**PASSAGE:**
::::::::

It might not be too long before your average mobile PC will feature — on its motherboard — not just CPUs and GPUs but also an embedded AI inference chip, like the Intel/Movidius Vision Processor Unit (VPU).
The first clue for this scenario unfolded in Microsoft Corp.’s launch announcement today, at its Windows Developer Day, of Windows ML, an open-standard framework for machine-learning tasks in the Windows OS. Microsoft said that it is extending Windows OS native support for the Intel/Movidius VPU. Implied in the message is that Intel/Movidius has taken a step closer to finding a home not just in embedded applications, such as drones and surveillance cameras, but also in Windows-based laptops and tablets.
In a telephone interview with EE Times, Gary Brown, director of marketing at Movidius/Intel, confirmed, “Although today’s announcement isn’t about that [VPU integration on a mobile PC], yes, you will see VPU migrating into a PC motherboard.”
Windows ML is expected to bring Windows up to date in the fast-heating AI world. It will “dynamically determine the most suitable hardware for any given AI workload and intelligently distribute across multiple hardware types — now including Intel VPUs,” according to Intel/Movidius.
Brown explained, “Our VPU can offload heavy-duty AI processing tasks such as vision, face recognition, voice, biometrics, and others from CPUs and GPUs on PCs. VPU can help free up their processing resources.”
Intel/Movidius VPU goes mainstream
Kevin Krewell, principal analyst at Tirias Research, told us, “Adding native Windows support will flag developers that the Movidius VPU is going more mainstream.”
However, Krewell isn’t quite sure if a PC is the right home for VPU. “I can see the VPU as a good addition to AR/VR products like a next-generation Hololens. I’m not sure if it makes sense in a PC — there’s plenty of processing power in a PC, including the CPU and GPU to process video. The Movidius VPU works best where the unit is power-constrained, like drones.”
He added, “Perhaps this is a first step for Microsoft extending Windows into new areas such as drones and robots.”
The world of AI is expanding fast, putting Microsoft under pressure to catch up. Last year, Khronos started work on its own low-level ML framework. Like graphics APIs, this is meant to be a generic API. However, as seen in the Windows ML announcement, it’s clear that Microsoft would have still needed one that’s specific to its Windows OS.
Mike Demler, senior analyst at The Linley Group, observed that Windows ML looks to be like any other neural-network runtime API. However, he added, “It’s about time that Microsoft caught up with Arm platforms.”
Windows OS native support “gives Movidius better access to the Windows laptop/tablet market,” he said.
Asked what’s in it for Microsoft, Demler explained, “Developers could already run machine-learning apps on Windows platforms using the CPU, GPU, or custom peripherals like [Intel/Movidius] Myriad, but Windows ML gives them a standard method.” For PC users, Windows ML will “help drive the migration of machine-learning apps to client devices — PCs in this case.”
What AI applications?
If an AI processor is being designed into specific embedded systems, applications and tasks assigned to the AI chip are clear. They can do object tracking, collision avoidance in drones, or forensic analysis in surveillance cameras. The goal of pushing AI to the edge is to enable embedded systems for “sense, assess, and decide” actions, said former Movidius CEO Remi El-Ouazzane, now Intel’s vice president and general manager.
If so, what exactly are the AI applications on a PC?

::::::::

**DATA:**

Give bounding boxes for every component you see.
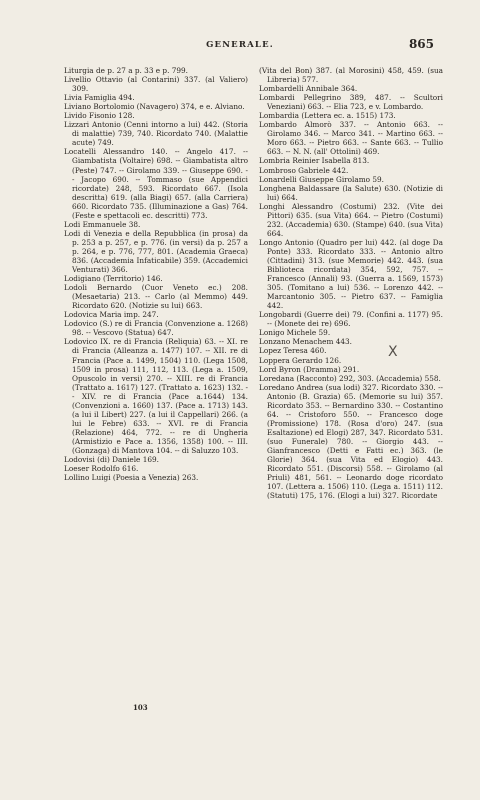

::::::::

**WRITTEN TASKS:**
1. According to the passage about Windows ML, where does Kevin Krewell say the Movidius VPU works best?
2. Name every person mentioned in the passage about Windows ML, along with the title or position given for each.

**RESULTS OF THE TASKS:**
1. Where the unit is power-constrained, like drones.

2.
- Gary Brown: director of marketing at Movidius/Intel
- Kevin Krewell: principal analyst at Tirias Research
- Mike Demler: senior analyst at The Linley Group
- Remi El-Ouazzane: former Movidius CEO, now Intel's vice president and general manager